>> begin Excerpted passage

#60yearsTVads: 101's Phil Rumbol on making every second count
A view from Phil Rumbol

#60yearsTVads: 101's Phil Rumbol on making every second count

Throughout September, Marketing will be celebrating the 60th anniversary of TV advertising in the UK with a series of articles penned by influential industry leaders. The aim is to explore where TV advertising is now and, more importantly, its future in a rapidly evolving media landscape. We continue with Phil Rumbol, founding partner at 101.

The best TV advertising is like great TV programming, it’s highly engaging and talked about. It becomes part of popular culture and generates water-cooler moments up and down the country. This has always been true, but now that the water-cooler has become a virtual, always on conversation amongst millions, the opportunity for brands to benefit from the topspin of engagement is greater than ever. Meanwhile, the worst TV advertising is still eminently forgettable.

I was fortunate enough to learn this 20 years ago, when ‘engagement-led marketing’ was an opportunity for challenger brands rather than the imperative it is for all brands today. Looking back, this experience prepared me for the modern age of engagement-led marketing.

The Stella Artois "Reassuringly Expensive" TV campaign was a salutary lesson in challenger thinking and engagement-led marketing. In the early 90’s Stella was the 17th biggest beer brand, competing with brands that had 10 times more budget. This led to a real focus in advertising on the quality rather than quantity of impact.

You only have to see an amazing film once for it to live long in the memory. So we didn’t think we were making ads, in our minds we were making films

I was passed the baton for this campaign from the early Noughties, and inherited a mind-set that you only have to see an amazing film once for it to live long in the memory. So we didn’t think we were making ads, in our minds we were making films. We therefore tried to apply the same care and attention to artful storytelling, cinematography, music etc. that you’d see in a feature film.

This ‘one view is enough’ mind-set allowed us to achieve same ad awareness as Carling and Fosters with a fraction of the budget, and more importantly, helped the brand climb the rankings to become the No.2 beer brand.

>> end Excerpted passage

# [What to do]
1 – From the TV advertising article, repeat the passage starting with "The best TV" and going on through "of engagement-led marketing.".
2 – Answer these from the TV advertising article:
(a) What anniversary is Marketing celebrating throughout September?
(b) Where did Stella rank among beer brands in the early 90's?
(c) Which position in the rankings did the brand eventually reach?
3 – Take the TV advertising article further from where it stops.
The records have nothing to do with any of this.

>> begin Information given

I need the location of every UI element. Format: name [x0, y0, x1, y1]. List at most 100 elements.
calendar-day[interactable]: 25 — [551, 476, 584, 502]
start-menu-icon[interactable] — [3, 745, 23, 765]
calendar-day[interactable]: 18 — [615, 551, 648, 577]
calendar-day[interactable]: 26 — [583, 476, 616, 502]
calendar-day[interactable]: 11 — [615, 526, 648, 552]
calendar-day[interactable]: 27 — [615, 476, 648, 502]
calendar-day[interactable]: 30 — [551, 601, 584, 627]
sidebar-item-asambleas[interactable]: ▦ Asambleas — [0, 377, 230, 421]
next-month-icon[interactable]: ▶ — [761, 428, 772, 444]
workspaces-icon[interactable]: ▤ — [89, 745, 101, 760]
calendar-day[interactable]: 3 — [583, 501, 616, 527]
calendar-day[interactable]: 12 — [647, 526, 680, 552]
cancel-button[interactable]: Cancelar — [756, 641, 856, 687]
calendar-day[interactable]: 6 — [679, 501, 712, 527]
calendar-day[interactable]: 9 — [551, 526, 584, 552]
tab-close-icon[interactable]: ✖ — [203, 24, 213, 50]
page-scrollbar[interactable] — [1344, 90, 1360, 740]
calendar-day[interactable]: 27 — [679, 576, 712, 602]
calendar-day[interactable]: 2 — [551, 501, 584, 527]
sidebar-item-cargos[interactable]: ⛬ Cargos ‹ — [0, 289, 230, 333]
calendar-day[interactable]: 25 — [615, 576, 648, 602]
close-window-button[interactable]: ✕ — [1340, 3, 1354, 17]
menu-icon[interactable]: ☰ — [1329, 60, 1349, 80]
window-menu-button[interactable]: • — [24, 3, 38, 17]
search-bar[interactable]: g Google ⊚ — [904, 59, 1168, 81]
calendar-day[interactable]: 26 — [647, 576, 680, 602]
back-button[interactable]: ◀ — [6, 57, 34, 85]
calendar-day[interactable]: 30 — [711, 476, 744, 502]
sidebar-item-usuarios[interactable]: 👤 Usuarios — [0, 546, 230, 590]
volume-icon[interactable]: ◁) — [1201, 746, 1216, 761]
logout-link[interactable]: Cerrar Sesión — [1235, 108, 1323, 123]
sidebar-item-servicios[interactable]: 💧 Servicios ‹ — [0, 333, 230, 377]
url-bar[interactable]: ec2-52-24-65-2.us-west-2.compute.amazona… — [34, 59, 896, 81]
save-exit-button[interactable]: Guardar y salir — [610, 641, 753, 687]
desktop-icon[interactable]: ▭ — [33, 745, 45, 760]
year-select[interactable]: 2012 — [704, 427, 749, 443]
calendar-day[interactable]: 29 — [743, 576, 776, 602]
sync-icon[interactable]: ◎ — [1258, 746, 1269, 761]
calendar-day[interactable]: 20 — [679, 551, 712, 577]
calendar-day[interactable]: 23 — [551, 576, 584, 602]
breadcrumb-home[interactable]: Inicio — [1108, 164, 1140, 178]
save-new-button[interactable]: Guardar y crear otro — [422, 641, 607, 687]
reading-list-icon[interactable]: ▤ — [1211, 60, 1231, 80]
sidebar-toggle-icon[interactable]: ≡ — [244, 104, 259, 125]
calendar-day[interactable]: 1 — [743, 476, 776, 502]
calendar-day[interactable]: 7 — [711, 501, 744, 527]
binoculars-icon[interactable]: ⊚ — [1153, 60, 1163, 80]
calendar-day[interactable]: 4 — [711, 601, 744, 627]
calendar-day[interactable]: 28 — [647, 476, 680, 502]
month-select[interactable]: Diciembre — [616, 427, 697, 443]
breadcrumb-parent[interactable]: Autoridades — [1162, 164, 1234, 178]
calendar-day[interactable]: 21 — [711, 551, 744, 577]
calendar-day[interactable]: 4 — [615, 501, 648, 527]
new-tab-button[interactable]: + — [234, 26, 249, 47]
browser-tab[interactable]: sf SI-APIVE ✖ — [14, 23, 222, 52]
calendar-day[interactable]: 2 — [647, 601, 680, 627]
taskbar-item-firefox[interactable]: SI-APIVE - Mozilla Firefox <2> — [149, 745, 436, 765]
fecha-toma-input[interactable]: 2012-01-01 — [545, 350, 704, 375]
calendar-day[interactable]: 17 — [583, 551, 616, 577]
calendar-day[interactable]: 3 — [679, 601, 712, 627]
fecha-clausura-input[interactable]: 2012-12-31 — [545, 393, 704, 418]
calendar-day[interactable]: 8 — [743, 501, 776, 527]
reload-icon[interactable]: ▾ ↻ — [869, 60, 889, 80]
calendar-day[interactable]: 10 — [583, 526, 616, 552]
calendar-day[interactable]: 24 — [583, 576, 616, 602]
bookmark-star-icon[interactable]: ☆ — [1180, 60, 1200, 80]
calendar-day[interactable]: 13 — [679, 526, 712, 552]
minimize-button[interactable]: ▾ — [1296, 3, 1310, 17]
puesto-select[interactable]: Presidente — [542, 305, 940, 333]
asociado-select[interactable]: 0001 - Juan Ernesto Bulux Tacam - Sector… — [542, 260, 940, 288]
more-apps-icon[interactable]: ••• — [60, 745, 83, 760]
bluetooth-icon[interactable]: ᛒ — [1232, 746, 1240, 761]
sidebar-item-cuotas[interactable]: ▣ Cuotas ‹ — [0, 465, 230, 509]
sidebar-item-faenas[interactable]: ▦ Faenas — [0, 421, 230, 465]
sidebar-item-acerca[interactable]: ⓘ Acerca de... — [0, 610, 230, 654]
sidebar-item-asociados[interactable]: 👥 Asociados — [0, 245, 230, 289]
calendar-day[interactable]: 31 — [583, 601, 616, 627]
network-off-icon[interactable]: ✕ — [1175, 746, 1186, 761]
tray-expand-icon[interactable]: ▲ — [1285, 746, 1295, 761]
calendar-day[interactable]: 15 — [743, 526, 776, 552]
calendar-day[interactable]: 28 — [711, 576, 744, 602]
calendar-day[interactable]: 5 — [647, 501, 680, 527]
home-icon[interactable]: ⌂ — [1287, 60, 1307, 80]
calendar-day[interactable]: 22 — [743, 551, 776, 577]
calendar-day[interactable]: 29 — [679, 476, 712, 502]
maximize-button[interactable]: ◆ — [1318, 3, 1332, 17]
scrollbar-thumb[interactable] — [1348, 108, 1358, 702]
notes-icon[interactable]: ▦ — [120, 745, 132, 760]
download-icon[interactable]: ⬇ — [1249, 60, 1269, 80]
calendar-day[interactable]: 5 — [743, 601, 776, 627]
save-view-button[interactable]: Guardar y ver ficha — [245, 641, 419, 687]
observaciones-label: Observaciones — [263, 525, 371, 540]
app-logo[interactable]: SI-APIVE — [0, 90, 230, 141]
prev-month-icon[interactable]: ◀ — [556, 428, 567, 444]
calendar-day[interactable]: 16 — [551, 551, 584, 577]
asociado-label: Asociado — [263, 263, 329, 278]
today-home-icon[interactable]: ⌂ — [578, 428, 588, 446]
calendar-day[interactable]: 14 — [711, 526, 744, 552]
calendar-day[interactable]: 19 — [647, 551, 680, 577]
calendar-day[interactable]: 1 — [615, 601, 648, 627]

>> end Information given

# [Answer set]
1 –
The best TV advertising is like great TV programming, it’s highly engaging and talked about. It becomes part of popular culture and generates water-cooler moments up and down the country. This has always been true, but now that the water-cooler has become a virtual, always on conversation amongst millions, the opportunity for brands to benefit from the topspin of engagement is greater than ever. Meanwhile, the worst TV advertising is still eminently forgettable.

I was fortunate enough to learn this 20 years ago, when ‘engagement-led marketing’ was an opportunity for challenger brands rather than the imperative it is for all brands today. Looking back, this experience prepared me for the modern age of engagement-led marketing.

2 –
(a) The 60th anniversary of TV advertising in the UK.
(b) It was the 17th biggest beer brand.
(c) It became the No.2 beer brand.

3 –
This strategy of investing in content, rather than viewing media spend as the only determinant of competitiveness, was arguably ahead of its time. One third of the budget was spent on production (and closer to half if you included agency fees.) But rather than view this as ‘non working’ media – surely the dumbest phrase ever invented - we took the opposite view. It was our hardest working ‘media.’

This formative experience taught me the power of a great idea/script, and the power of world class directors. Working with the likes of Jonathan Glazer, Ivan Zacharias, and Frank Budgen amongst others, gave me a real appreciation of the filmmaker’s craft. I didn’t always understand why they wanted to do what they proposed, but I soon learned to trust their expertise.

They had the ambition and talent to sprinkle their magic dust on an idea to make it worthy of their name. So we’d invite them to bring their own vision and craft to an idea rather than instructing them to tightly film a script ‘scene by scene’. ‘Production’ was therefore not just about ‘making’, it was about continuing to build on the engagement potential of an idea.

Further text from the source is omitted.